- _What to work on_: Copy the data that follows exactly. Include no pictures.

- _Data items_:
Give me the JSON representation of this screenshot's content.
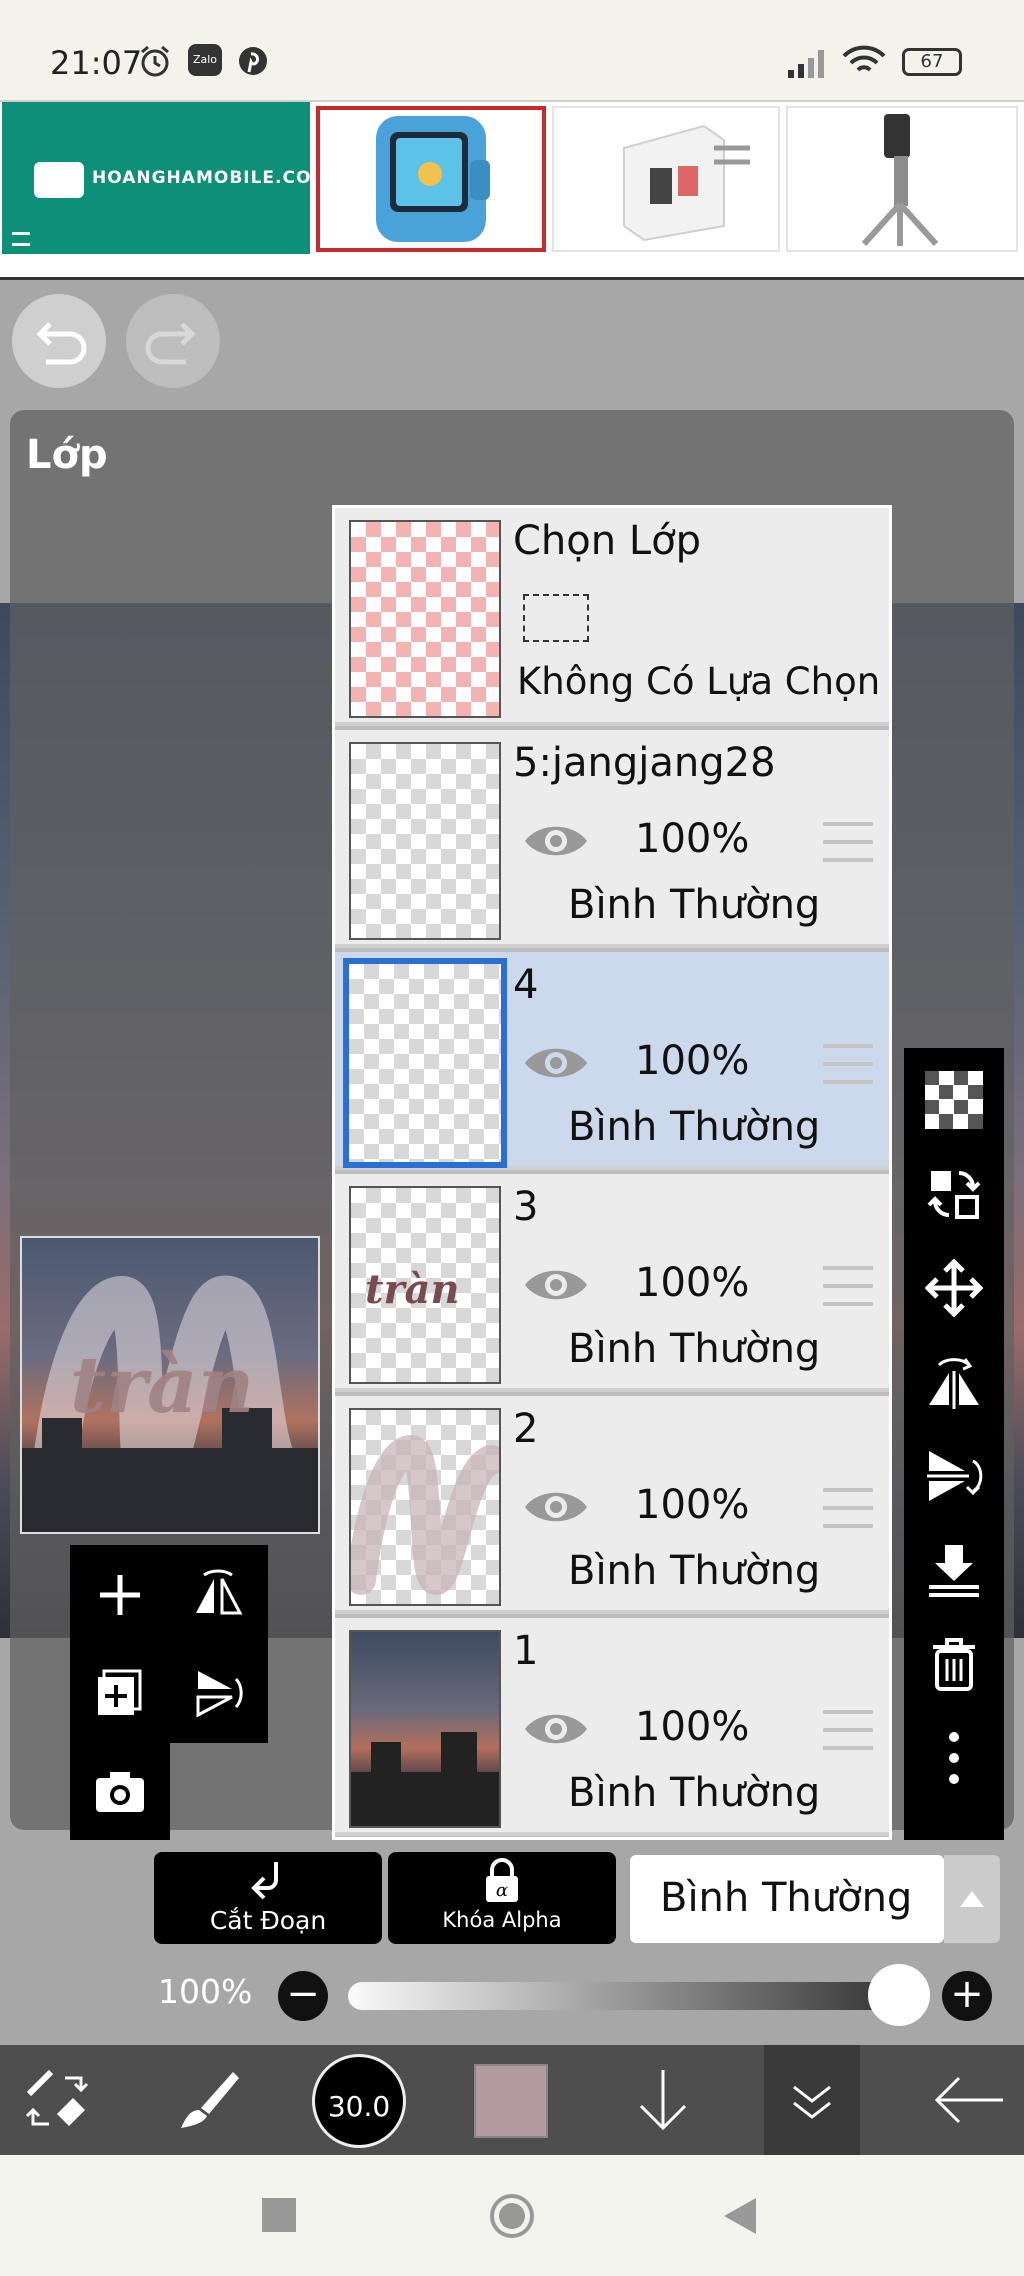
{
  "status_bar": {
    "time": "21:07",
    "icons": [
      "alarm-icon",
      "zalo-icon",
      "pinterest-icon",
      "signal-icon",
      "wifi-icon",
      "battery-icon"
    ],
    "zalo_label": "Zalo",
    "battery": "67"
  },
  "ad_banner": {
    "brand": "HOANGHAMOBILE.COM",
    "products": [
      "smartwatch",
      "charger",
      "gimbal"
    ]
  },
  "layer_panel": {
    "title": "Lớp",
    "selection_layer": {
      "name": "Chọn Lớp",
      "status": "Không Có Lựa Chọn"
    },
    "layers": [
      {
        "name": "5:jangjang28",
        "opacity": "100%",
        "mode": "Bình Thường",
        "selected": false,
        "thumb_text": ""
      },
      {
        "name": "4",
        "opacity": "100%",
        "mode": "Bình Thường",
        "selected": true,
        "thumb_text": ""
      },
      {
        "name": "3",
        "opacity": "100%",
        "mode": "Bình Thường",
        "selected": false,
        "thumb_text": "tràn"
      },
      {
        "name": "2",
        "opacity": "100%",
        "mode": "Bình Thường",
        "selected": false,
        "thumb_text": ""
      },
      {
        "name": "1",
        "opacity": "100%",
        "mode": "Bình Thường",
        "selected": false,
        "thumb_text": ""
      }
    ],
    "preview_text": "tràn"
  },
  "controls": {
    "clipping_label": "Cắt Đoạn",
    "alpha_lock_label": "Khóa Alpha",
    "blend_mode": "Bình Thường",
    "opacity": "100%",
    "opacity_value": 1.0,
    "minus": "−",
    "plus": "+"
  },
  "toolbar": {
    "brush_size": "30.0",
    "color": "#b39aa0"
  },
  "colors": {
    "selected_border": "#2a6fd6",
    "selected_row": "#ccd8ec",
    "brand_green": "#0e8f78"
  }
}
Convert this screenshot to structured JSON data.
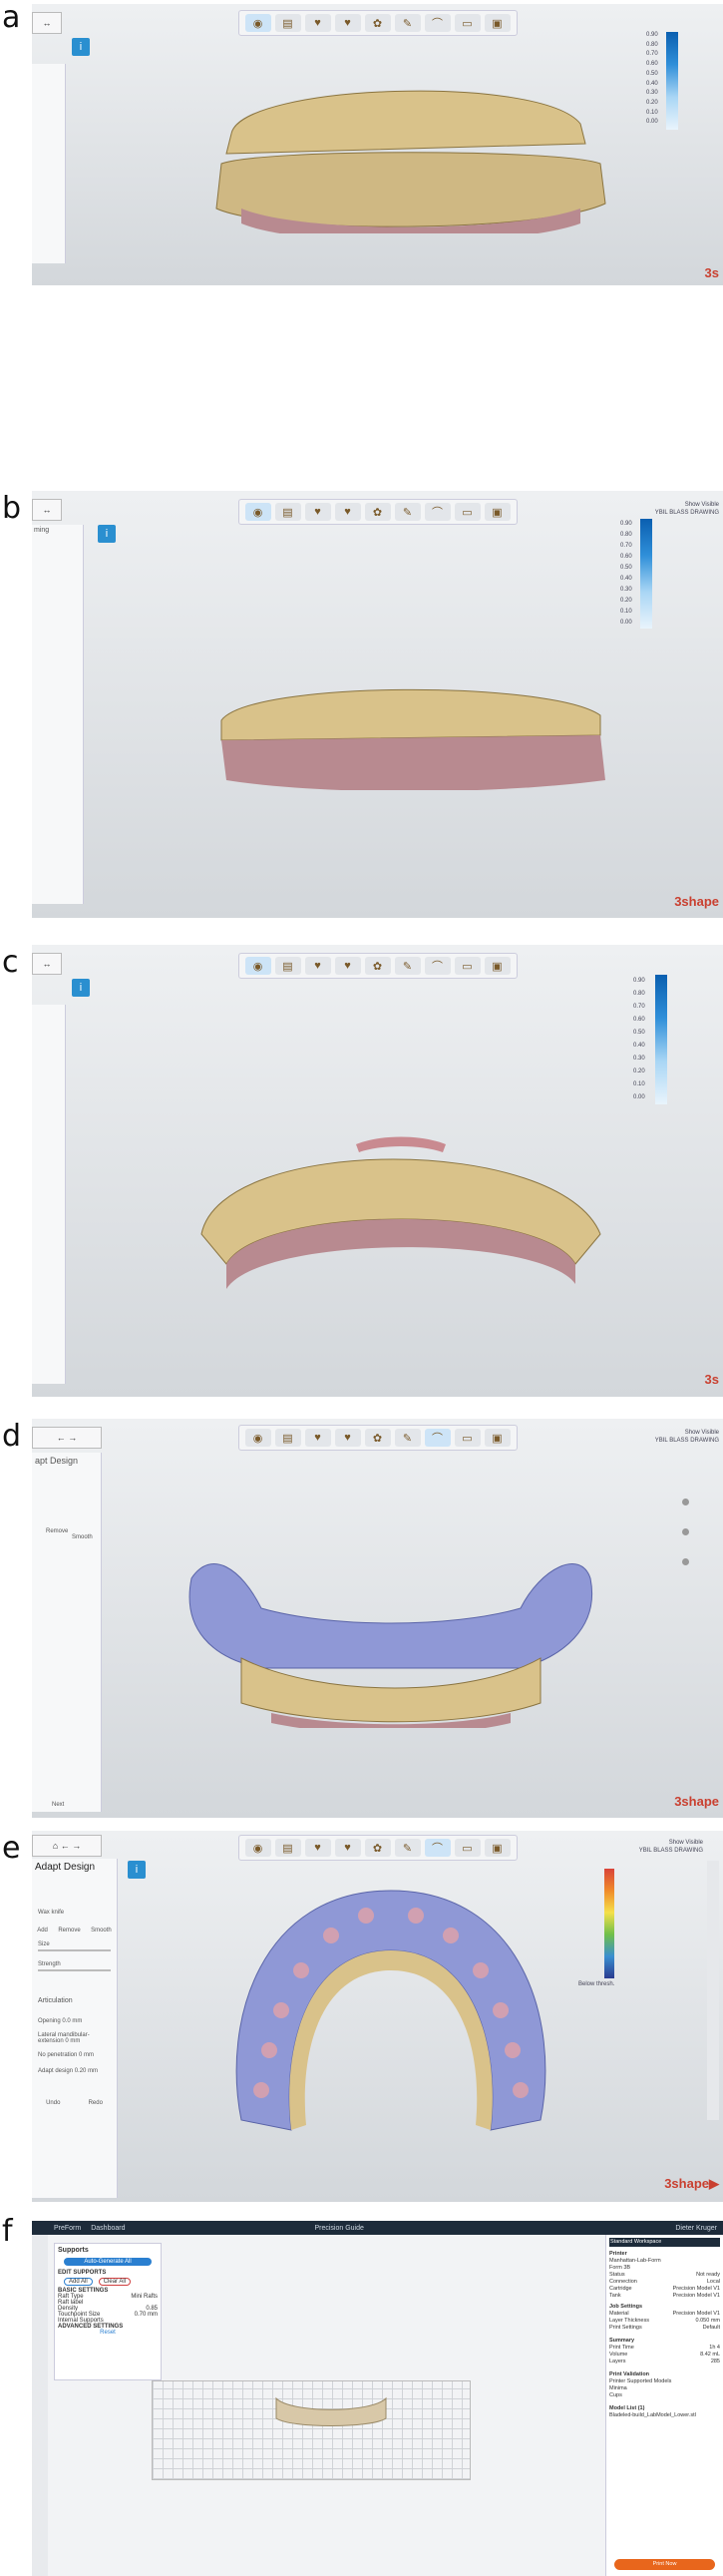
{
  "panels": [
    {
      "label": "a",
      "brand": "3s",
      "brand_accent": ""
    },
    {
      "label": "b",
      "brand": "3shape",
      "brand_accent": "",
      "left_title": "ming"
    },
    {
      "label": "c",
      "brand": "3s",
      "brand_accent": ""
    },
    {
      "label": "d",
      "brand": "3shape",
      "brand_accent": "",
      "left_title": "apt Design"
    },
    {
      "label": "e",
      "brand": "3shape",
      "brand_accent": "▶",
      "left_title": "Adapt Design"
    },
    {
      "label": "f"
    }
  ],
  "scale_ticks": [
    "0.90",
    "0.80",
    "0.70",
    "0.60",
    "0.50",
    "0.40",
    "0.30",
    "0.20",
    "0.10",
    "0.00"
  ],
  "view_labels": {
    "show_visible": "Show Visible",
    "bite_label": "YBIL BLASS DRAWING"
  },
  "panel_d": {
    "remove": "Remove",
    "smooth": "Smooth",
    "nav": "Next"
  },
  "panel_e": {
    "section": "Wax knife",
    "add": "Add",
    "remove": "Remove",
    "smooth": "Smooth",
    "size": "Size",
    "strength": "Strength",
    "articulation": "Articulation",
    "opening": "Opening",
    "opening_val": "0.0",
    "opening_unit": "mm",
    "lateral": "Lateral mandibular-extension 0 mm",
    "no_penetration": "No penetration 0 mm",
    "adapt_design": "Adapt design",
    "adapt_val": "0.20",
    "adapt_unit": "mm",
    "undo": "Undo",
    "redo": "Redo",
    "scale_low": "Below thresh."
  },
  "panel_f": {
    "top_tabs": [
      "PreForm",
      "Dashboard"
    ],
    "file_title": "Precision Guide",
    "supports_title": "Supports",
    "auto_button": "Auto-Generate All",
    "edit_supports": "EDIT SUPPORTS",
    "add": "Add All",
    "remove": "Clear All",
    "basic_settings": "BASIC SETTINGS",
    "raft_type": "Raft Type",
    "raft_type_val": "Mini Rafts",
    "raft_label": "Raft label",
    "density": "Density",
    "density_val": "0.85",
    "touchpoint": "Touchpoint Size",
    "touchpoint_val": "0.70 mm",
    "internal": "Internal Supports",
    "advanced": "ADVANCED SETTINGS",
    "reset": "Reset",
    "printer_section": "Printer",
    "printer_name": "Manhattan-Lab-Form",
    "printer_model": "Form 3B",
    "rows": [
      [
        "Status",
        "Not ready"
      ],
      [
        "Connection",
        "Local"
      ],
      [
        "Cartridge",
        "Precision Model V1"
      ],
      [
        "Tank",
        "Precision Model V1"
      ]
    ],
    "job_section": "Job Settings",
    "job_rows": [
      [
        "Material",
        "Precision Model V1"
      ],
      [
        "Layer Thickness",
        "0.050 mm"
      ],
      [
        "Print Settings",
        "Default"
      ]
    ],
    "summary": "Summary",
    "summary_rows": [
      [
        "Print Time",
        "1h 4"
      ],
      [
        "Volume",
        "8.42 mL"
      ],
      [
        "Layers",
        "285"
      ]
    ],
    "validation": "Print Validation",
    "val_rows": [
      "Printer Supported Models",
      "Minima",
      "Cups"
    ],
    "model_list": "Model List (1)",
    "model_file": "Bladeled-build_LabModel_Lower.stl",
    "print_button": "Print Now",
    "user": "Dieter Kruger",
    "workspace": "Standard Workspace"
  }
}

- _Exercise output_:
Give me the JSON representation of this screenshot's content.
{
  "status_bar": {
    "time": "21:07",
    "icons": [
      "alarm-icon",
      "zalo-icon",
      "pinterest-icon",
      "signal-icon",
      "wifi-icon",
      "battery-icon"
    ],
    "zalo_label": "Zalo",
    "battery": "67"
  },
  "ad_banner": {
    "brand": "HOANGHAMOBILE.COM",
    "products": [
      "smartwatch",
      "charger",
      "gimbal"
    ]
  },
  "layer_panel": {
    "title": "Lớp",
    "selection_layer": {
      "name": "Chọn Lớp",
      "status": "Không Có Lựa Chọn"
    },
    "layers": [
      {
        "name": "5:jangjang28",
        "opacity": "100%",
        "mode": "Bình Thường",
        "selected": false,
        "thumb_text": ""
      },
      {
        "name": "4",
        "opacity": "100%",
        "mode": "Bình Thường",
        "selected": true,
        "thumb_text": ""
      },
      {
        "name": "3",
        "opacity": "100%",
        "mode": "Bình Thường",
        "selected": false,
        "thumb_text": "tràn"
      },
      {
        "name": "2",
        "opacity": "100%",
        "mode": "Bình Thường",
        "selected": false,
        "thumb_text": ""
      },
      {
        "name": "1",
        "opacity": "100%",
        "mode": "Bình Thường",
        "selected": false,
        "thumb_text": ""
      }
    ],
    "preview_text": "tràn"
  },
  "controls": {
    "clipping_label": "Cắt Đoạn",
    "alpha_lock_label": "Khóa Alpha",
    "blend_mode": "Bình Thường",
    "opacity": "100%",
    "opacity_value": 1.0,
    "minus": "−",
    "plus": "+"
  },
  "toolbar": {
    "brush_size": "30.0",
    "color": "#b39aa0"
  },
  "colors": {
    "selected_border": "#2a6fd6",
    "selected_row": "#ccd8ec",
    "brand_green": "#0e8f78"
  }
}
Convert this screenshot to structured JSON data.
{
  "panels": [
    {
      "label": "a",
      "brand": "3s",
      "brand_accent": ""
    },
    {
      "label": "b",
      "brand": "3shape",
      "brand_accent": "",
      "left_title": "ming"
    },
    {
      "label": "c",
      "brand": "3s",
      "brand_accent": ""
    },
    {
      "label": "d",
      "brand": "3shape",
      "brand_accent": "",
      "left_title": "apt Design"
    },
    {
      "label": "e",
      "brand": "3shape",
      "brand_accent": "▶",
      "left_title": "Adapt Design"
    },
    {
      "label": "f"
    }
  ],
  "scale_ticks": [
    "0.90",
    "0.80",
    "0.70",
    "0.60",
    "0.50",
    "0.40",
    "0.30",
    "0.20",
    "0.10",
    "0.00"
  ],
  "view_labels": {
    "show_visible": "Show Visible",
    "bite_label": "YBIL BLASS DRAWING"
  },
  "panel_d": {
    "remove": "Remove",
    "smooth": "Smooth",
    "nav": "Next"
  },
  "panel_e": {
    "section": "Wax knife",
    "add": "Add",
    "remove": "Remove",
    "smooth": "Smooth",
    "size": "Size",
    "strength": "Strength",
    "articulation": "Articulation",
    "opening": "Opening",
    "opening_val": "0.0",
    "opening_unit": "mm",
    "lateral": "Lateral mandibular-extension 0 mm",
    "no_penetration": "No penetration 0 mm",
    "adapt_design": "Adapt design",
    "adapt_val": "0.20",
    "adapt_unit": "mm",
    "undo": "Undo",
    "redo": "Redo",
    "scale_low": "Below thresh."
  },
  "panel_f": {
    "top_tabs": [
      "PreForm",
      "Dashboard"
    ],
    "file_title": "Precision Guide",
    "supports_title": "Supports",
    "auto_button": "Auto-Generate All",
    "edit_supports": "EDIT SUPPORTS",
    "add": "Add All",
    "remove": "Clear All",
    "basic_settings": "BASIC SETTINGS",
    "raft_type": "Raft Type",
    "raft_type_val": "Mini Rafts",
    "raft_label": "Raft label",
    "density": "Density",
    "density_val": "0.85",
    "touchpoint": "Touchpoint Size",
    "touchpoint_val": "0.70 mm",
    "internal": "Internal Supports",
    "advanced": "ADVANCED SETTINGS",
    "reset": "Reset",
    "printer_section": "Printer",
    "printer_name": "Manhattan-Lab-Form",
    "printer_model": "Form 3B",
    "rows": [
      [
        "Status",
        "Not ready"
      ],
      [
        "Connection",
        "Local"
      ],
      [
        "Cartridge",
        "Precision Model V1"
      ],
      [
        "Tank",
        "Precision Model V1"
      ]
    ],
    "job_section": "Job Settings",
    "job_rows": [
      [
        "Material",
        "Precision Model V1"
      ],
      [
        "Layer Thickness",
        "0.050 mm"
      ],
      [
        "Print Settings",
        "Default"
      ]
    ],
    "summary": "Summary",
    "summary_rows": [
      [
        "Print Time",
        "1h 4"
      ],
      [
        "Volume",
        "8.42 mL"
      ],
      [
        "Layers",
        "285"
      ]
    ],
    "validation": "Print Validation",
    "val_rows": [
      "Printer Supported Models",
      "Minima",
      "Cups"
    ],
    "model_list": "Model List (1)",
    "model_file": "Bladeled-build_LabModel_Lower.stl",
    "print_button": "Print Now",
    "user": "Dieter Kruger",
    "workspace": "Standard Workspace"
  }
}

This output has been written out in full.